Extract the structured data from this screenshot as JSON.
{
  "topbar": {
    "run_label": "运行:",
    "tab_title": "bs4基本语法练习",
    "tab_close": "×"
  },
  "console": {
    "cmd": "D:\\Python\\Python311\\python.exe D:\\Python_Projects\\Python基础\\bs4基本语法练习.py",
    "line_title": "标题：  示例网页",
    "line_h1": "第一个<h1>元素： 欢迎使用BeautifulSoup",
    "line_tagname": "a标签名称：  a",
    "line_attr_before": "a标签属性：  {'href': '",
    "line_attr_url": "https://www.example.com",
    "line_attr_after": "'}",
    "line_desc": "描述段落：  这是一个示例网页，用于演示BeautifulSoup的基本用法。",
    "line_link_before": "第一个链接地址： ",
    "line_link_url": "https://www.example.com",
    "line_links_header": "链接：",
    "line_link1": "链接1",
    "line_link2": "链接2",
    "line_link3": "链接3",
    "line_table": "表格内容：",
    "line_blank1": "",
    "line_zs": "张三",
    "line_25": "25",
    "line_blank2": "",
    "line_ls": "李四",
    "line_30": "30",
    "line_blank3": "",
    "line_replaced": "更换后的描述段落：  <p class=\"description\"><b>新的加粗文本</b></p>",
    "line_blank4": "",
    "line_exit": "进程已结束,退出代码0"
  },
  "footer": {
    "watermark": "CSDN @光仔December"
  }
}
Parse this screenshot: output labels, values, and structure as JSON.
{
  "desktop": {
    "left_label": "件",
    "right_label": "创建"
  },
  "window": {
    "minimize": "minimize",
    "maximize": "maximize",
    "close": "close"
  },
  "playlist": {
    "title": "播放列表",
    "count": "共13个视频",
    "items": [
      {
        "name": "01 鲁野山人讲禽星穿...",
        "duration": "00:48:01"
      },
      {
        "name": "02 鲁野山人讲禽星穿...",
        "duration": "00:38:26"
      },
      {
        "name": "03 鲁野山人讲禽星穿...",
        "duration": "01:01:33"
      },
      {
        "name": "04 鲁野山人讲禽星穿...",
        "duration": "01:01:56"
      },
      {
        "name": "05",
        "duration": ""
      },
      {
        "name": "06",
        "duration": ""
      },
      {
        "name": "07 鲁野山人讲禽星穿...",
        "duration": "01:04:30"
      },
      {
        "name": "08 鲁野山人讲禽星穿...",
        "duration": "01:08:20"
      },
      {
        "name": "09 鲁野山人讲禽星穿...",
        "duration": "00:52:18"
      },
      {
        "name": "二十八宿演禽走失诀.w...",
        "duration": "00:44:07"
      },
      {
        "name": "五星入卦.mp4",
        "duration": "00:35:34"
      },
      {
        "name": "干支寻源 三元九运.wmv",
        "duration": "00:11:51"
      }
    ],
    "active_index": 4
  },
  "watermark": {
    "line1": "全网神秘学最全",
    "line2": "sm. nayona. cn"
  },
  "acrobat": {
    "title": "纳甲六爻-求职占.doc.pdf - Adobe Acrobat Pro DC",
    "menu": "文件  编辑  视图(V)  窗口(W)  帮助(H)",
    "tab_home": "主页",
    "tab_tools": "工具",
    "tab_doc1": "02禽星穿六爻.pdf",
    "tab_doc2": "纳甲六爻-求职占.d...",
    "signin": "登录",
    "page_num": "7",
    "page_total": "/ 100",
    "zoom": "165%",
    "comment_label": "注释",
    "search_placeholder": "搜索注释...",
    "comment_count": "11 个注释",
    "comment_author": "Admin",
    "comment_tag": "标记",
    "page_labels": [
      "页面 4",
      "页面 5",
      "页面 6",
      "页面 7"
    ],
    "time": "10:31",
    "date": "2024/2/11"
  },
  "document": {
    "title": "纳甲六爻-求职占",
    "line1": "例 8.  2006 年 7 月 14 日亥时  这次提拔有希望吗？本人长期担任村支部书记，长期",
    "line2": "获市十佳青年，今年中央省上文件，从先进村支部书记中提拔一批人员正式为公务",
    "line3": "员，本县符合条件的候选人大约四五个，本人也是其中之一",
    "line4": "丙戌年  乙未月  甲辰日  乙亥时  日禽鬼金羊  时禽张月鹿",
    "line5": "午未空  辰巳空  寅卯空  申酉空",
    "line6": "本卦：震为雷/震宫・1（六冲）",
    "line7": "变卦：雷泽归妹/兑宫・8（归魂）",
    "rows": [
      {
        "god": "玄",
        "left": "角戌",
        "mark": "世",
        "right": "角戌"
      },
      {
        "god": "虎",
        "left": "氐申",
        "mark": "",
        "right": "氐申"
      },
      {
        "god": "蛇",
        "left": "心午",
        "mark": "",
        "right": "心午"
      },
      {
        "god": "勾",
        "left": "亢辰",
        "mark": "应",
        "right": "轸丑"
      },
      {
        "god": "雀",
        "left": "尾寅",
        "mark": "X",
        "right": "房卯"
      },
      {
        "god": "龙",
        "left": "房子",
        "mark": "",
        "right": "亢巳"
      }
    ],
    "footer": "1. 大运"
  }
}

§ **WHAT THE TASK REQUIRES**:
Return every line containing "watermark".

§ **RESULT FOR THIS TASK**:
    "watermark": "CSDN @光仔December"
  "watermark": {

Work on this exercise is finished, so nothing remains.